### AIM:
Reproduce exactly the lines below, starting with the line that contains "What data was" and ending with the last line of the records, both included, and nothing else.
### INPUT RECORDS
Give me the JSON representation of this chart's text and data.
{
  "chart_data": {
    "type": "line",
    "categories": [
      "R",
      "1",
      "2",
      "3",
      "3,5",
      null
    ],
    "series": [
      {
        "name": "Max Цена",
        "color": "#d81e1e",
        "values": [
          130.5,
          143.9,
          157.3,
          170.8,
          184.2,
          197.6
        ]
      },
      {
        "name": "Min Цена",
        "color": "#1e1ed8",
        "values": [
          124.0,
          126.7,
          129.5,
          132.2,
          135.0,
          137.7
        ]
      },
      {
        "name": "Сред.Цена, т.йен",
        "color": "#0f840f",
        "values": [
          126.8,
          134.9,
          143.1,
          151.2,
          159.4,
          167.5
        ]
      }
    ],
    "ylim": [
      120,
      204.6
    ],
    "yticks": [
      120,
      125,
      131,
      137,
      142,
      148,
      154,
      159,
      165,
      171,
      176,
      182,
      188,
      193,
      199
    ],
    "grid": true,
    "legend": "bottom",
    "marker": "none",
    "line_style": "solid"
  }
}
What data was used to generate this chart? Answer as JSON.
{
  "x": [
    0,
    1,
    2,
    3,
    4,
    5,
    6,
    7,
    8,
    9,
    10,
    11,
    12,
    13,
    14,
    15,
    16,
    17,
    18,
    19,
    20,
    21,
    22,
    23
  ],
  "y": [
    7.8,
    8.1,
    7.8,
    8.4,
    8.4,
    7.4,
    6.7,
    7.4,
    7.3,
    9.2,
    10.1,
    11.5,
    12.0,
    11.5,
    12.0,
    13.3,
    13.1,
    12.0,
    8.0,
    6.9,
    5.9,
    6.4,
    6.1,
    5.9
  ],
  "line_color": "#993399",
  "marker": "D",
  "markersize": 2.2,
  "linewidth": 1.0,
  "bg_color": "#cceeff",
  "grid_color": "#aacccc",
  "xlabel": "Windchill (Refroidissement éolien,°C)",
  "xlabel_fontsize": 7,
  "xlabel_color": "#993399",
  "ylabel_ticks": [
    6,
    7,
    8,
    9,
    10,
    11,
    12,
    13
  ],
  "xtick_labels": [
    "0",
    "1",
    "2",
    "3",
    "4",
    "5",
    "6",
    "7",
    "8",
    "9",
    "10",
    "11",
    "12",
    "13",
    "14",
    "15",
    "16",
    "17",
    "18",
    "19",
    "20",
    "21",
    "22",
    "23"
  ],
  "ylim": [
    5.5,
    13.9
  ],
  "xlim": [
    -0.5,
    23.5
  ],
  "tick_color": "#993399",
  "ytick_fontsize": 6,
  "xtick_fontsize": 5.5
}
######
### TASK ANSWER:
What data was used to generate this chart? Answer as JSON.
{
  "x": [
    0,
    1,
    2,
    3,
    4,
    5,
    6,
    7,
    8,
    9,
    10,
    11,
    12,
    13,
    14,
    15,
    16,
    17,
    18,
    19,
    20,
    21,
    22,
    23
  ],
  "y": [
    7.8,
    8.1,
    7.8,
    8.4,
    8.4,
    7.4,
    6.7,
    7.4,
    7.3,
    9.2,
    10.1,
    11.5,
    12.0,
    11.5,
    12.0,
    13.3,
    13.1,
    12.0,
    8.0,
    6.9,
    5.9,
    6.4,
    6.1,
    5.9
  ],
  "line_color": "#993399",
  "marker": "D",
  "markersize": 2.2,
  "linewidth": 1.0,
  "bg_color": "#cceeff",
  "grid_color": "#aacccc",
  "xlabel": "Windchill (Refroidissement éolien,°C)",
  "xlabel_fontsize": 7,
  "xlabel_color": "#993399",
  "ylabel_ticks": [
    6,
    7,
    8,
    9,
    10,
    11,
    12,
    13
  ],
  "xtick_labels": [
    "0",
    "1",
    "2",
    "3",
    "4",
    "5",
    "6",
    "7",
    "8",
    "9",
    "10",
    "11",
    "12",
    "13",
    "14",
    "15",
    "16",
    "17",
    "18",
    "19",
    "20",
    "21",
    "22",
    "23"
  ],
  "ylim": [
    5.5,
    13.9
  ],
  "xlim": [
    -0.5,
    23.5
  ],
  "tick_color": "#993399",
  "ytick_fontsize": 6,
  "xtick_fontsize": 5.5
}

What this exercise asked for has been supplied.